__Work required__
Search the data below for the string "division". Extract every line that contains it.

++++

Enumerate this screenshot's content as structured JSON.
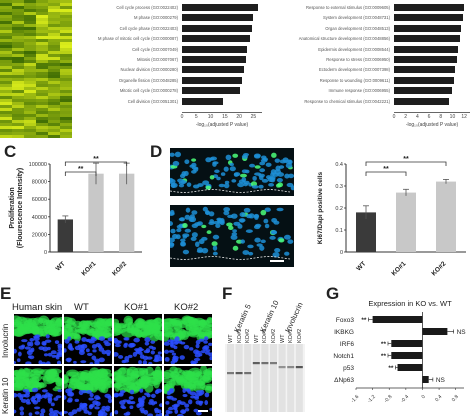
{
  "panels": {
    "C": "C",
    "D": "D",
    "E": "E",
    "F": "F",
    "G": "G"
  },
  "go_left": {
    "terms": [
      "Cell cycle process (GO:0022402)",
      "M phase (GO:0000279)",
      "Cell cycle phase (GO:0022403)",
      "M phase of mitotic cell cycle (GO:0000087)",
      "Cell cycle (GO:0007049)",
      "Mitosis (GO:0007067)",
      "Nuclear division (GO:0000280)",
      "Organelle fission (GO:0048285)",
      "Mitotic cell cycle (GO:0000278)",
      "Cell division (GO:0051301)"
    ],
    "values": [
      26.5,
      25.0,
      24.6,
      23.8,
      22.9,
      22.3,
      21.6,
      21.0,
      20.4,
      14.5
    ],
    "ticks": [
      "0",
      "5",
      "10",
      "15",
      "20",
      "25"
    ],
    "xlabel": "-log₁₀(adjusted P value)",
    "xmax": 28
  },
  "go_right": {
    "terms": [
      "Response to external stimulus (GO:0009605)",
      "System development (GO:0048731)",
      "Organ development (GO:0048513)",
      "Anatomical structure development (GO:0048856)",
      "Epidermis development (GO:0008544)",
      "Response to stress (GO:0006950)",
      "Ectoderm development (GO:0007398)",
      "Response to wounding (GO:0009611)",
      "Immune response (GO:0006955)",
      "Response to chemical stimulus (GO:0042221)"
    ],
    "values": [
      12.0,
      11.8,
      11.5,
      11.3,
      11.0,
      10.7,
      10.5,
      10.3,
      10.0,
      9.4
    ],
    "ticks": [
      "0",
      "2",
      "4",
      "6",
      "8",
      "10",
      "12"
    ],
    "xlabel": "-log₁₀(adjusted P value)",
    "xmax": 13
  },
  "chart_data": [
    {
      "type": "bar",
      "panel": "C",
      "categories": [
        "WT",
        "KO#1",
        "KO#2"
      ],
      "values": [
        37000,
        89000,
        89000
      ],
      "errors": [
        4000,
        12000,
        12000
      ],
      "colors": [
        "#3a3a3a",
        "#c8c8c8",
        "#c8c8c8"
      ],
      "ylabel": "Proliferation\n(Flourescence Intensity)",
      "ylim": [
        0,
        100000
      ],
      "yticks": [
        "0",
        "20000",
        "40000",
        "60000",
        "80000",
        "100000"
      ],
      "sig": [
        "**",
        "**"
      ]
    },
    {
      "type": "bar",
      "panel": "D",
      "categories": [
        "WT",
        "KO#1",
        "KO#2"
      ],
      "values": [
        0.18,
        0.27,
        0.32
      ],
      "errors": [
        0.03,
        0.015,
        0.01
      ],
      "colors": [
        "#3a3a3a",
        "#c8c8c8",
        "#c8c8c8"
      ],
      "ylabel": "Ki67/Dapi positive cells",
      "ylim": [
        0,
        0.4
      ],
      "yticks": [
        "0",
        "0.1",
        "0.2",
        "0.3",
        "0.4"
      ],
      "sig": [
        "**",
        "**"
      ]
    },
    {
      "type": "bar",
      "panel": "G",
      "title": "Expression in KO vs. WT",
      "categories": [
        "Foxo3",
        "IKBKG",
        "IRF6",
        "Notch1",
        "p53",
        "ΔNp63"
      ],
      "values": [
        -1.2,
        0.6,
        -0.75,
        -0.75,
        -0.6,
        0.15
      ],
      "errors": [
        0.1,
        0.15,
        0.08,
        0.08,
        0.05,
        0.1
      ],
      "labels_left": [
        "**",
        "",
        "**",
        "**",
        "**",
        ""
      ],
      "labels_right": [
        "",
        "NS",
        "",
        "",
        "",
        "NS"
      ],
      "xlim": [
        -1.6,
        1.0
      ],
      "xticks": [
        "-1.6",
        "-1.2",
        "-0.8",
        "-0.4",
        "0",
        "0.4",
        "0.8"
      ]
    }
  ],
  "panel_e": {
    "columns": [
      "Human skin",
      "WT",
      "KO#1",
      "KO#2"
    ],
    "rows": [
      "Involucrin",
      "Keratin 10"
    ]
  },
  "panel_f": {
    "lanes": [
      "WT",
      "KO#1",
      "KO#2",
      "WT",
      "KO#1",
      "KO#2",
      "WT",
      "KO#1",
      "KO#2"
    ],
    "groups": [
      "Keratin 5",
      "Keratin 10",
      "Involucrin"
    ]
  }
}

++++

__Result__
      "Nuclear division (GO:0000280)",
      "Cell division (GO:0051301)"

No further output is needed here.